— Start RECORD EXCERPTS —

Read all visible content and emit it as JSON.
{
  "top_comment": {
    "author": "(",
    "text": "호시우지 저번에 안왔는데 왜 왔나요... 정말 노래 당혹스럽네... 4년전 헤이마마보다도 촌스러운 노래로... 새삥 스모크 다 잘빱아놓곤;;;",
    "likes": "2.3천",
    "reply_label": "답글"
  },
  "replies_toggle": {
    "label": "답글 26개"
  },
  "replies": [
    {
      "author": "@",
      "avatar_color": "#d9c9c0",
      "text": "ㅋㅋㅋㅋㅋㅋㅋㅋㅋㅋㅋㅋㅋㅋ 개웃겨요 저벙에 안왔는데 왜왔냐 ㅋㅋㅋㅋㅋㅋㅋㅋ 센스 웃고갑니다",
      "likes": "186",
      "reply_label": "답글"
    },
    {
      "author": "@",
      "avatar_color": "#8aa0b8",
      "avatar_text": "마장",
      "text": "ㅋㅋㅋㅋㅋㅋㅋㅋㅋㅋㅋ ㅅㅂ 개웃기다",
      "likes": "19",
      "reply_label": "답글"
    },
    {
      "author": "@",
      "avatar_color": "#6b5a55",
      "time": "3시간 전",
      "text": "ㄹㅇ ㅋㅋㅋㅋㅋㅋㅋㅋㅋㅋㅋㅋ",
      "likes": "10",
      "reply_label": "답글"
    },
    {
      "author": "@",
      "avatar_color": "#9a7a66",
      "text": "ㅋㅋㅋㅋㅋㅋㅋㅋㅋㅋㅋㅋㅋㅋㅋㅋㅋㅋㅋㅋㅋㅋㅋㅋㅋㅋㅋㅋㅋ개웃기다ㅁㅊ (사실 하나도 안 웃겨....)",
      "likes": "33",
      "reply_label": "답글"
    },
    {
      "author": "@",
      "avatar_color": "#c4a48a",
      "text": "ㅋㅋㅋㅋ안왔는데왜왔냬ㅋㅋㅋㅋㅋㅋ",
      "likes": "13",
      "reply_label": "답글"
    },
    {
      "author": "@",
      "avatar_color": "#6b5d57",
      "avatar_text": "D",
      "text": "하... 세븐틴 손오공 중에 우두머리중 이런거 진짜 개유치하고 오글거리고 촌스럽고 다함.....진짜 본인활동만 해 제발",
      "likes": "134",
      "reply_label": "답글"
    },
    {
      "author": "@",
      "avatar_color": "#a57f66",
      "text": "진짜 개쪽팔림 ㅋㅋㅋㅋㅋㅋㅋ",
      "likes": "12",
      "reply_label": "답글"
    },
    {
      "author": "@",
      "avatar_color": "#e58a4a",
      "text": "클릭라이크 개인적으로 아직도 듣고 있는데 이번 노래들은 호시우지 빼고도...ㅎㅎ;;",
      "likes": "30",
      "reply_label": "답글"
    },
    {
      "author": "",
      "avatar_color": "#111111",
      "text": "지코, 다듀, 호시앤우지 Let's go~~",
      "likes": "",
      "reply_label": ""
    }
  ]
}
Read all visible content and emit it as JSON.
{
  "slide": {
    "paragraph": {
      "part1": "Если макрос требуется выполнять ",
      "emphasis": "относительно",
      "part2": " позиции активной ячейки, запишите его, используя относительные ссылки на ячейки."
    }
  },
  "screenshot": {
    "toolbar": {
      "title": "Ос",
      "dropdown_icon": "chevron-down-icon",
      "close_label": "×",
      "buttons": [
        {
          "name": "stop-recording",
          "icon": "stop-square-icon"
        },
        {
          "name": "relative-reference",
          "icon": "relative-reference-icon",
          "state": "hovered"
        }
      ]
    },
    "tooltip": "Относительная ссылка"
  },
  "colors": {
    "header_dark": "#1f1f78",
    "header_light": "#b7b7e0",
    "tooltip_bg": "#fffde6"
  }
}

— End RECORD EXCERPTS —

• DIRECTIONS
Check each line above for the string "호시우지", then copy the ones that have it.

• REPLY
    "text": "호시우지 저번에 안왔는데 왜 왔나요... 정말 노래 당혹스럽네... 4년전 헤이마마보다도 촌스러운 노래로... 새삥 스모크 다 잘빱아놓곤;;;",
      "text": "클릭라이크 개인적으로 아직도 듣고 있는데 이번 노래들은 호시우지 빼고도...ㅎㅎ;;",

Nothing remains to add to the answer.